_EXERCISE_:
Set down all of the data that follows word for word, without the images.

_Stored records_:

— Start —

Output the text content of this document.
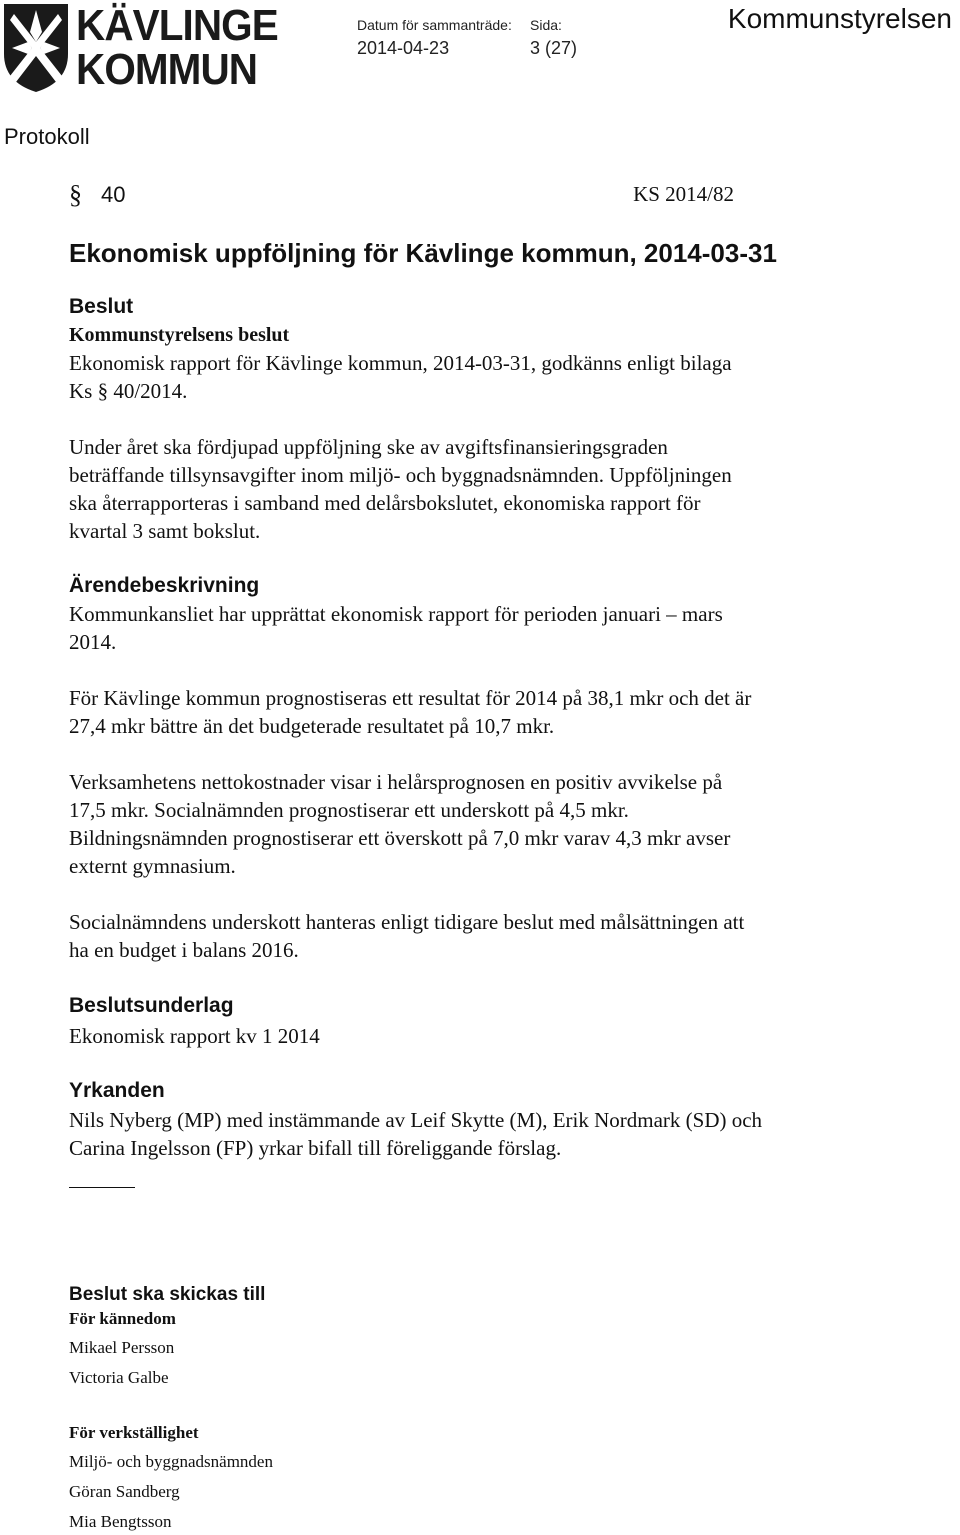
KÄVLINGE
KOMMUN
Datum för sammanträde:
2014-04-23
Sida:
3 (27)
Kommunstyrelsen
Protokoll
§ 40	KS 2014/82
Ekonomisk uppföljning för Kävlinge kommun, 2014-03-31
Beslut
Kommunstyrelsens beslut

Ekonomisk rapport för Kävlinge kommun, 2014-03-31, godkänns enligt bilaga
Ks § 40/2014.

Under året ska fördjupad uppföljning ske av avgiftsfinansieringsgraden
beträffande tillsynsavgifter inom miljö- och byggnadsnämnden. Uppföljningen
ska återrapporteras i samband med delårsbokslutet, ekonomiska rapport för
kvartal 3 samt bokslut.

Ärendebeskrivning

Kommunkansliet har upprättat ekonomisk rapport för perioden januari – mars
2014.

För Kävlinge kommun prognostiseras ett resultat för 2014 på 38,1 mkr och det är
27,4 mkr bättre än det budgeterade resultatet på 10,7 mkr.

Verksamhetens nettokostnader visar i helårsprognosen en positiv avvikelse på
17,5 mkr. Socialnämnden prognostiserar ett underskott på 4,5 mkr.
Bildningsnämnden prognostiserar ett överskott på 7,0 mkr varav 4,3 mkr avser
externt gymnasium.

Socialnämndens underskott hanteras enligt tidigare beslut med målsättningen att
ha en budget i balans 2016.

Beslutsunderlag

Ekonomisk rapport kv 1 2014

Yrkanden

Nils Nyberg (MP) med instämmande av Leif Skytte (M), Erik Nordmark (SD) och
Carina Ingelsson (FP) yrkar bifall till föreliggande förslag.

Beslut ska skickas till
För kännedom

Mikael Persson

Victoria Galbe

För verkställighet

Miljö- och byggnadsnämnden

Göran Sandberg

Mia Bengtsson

— End —

_EXPECTED OUTPUT_:
Output the text content of this document.
KÄVLINGE
KOMMUN
Datum för sammanträde:
2014-04-23
Sida:
3 (27)
Kommunstyrelsen
Protokoll
§ 40	KS 2014/82
Ekonomisk uppföljning för Kävlinge kommun, 2014-03-31
Beslut
Kommunstyrelsens beslut

Ekonomisk rapport för Kävlinge kommun, 2014-03-31, godkänns enligt bilaga
Ks § 40/2014.

Under året ska fördjupad uppföljning ske av avgiftsfinansieringsgraden
beträffande tillsynsavgifter inom miljö- och byggnadsnämnden. Uppföljningen
ska återrapporteras i samband med delårsbokslutet, ekonomiska rapport för
kvartal 3 samt bokslut.

Ärendebeskrivning

Kommunkansliet har upprättat ekonomisk rapport för perioden januari – mars
2014.

För Kävlinge kommun prognostiseras ett resultat för 2014 på 38,1 mkr och det är
27,4 mkr bättre än det budgeterade resultatet på 10,7 mkr.

Verksamhetens nettokostnader visar i helårsprognosen en positiv avvikelse på
17,5 mkr. Socialnämnden prognostiserar ett underskott på 4,5 mkr.
Bildningsnämnden prognostiserar ett överskott på 7,0 mkr varav 4,3 mkr avser
externt gymnasium.

Socialnämndens underskott hanteras enligt tidigare beslut med målsättningen att
ha en budget i balans 2016.

Beslutsunderlag

Ekonomisk rapport kv 1 2014

Yrkanden

Nils Nyberg (MP) med instämmande av Leif Skytte (M), Erik Nordmark (SD) och
Carina Ingelsson (FP) yrkar bifall till föreliggande förslag.

Beslut ska skickas till
För kännedom

Mikael Persson

Victoria Galbe

För verkställighet

Miljö- och byggnadsnämnden

Göran Sandberg

Mia Bengtsson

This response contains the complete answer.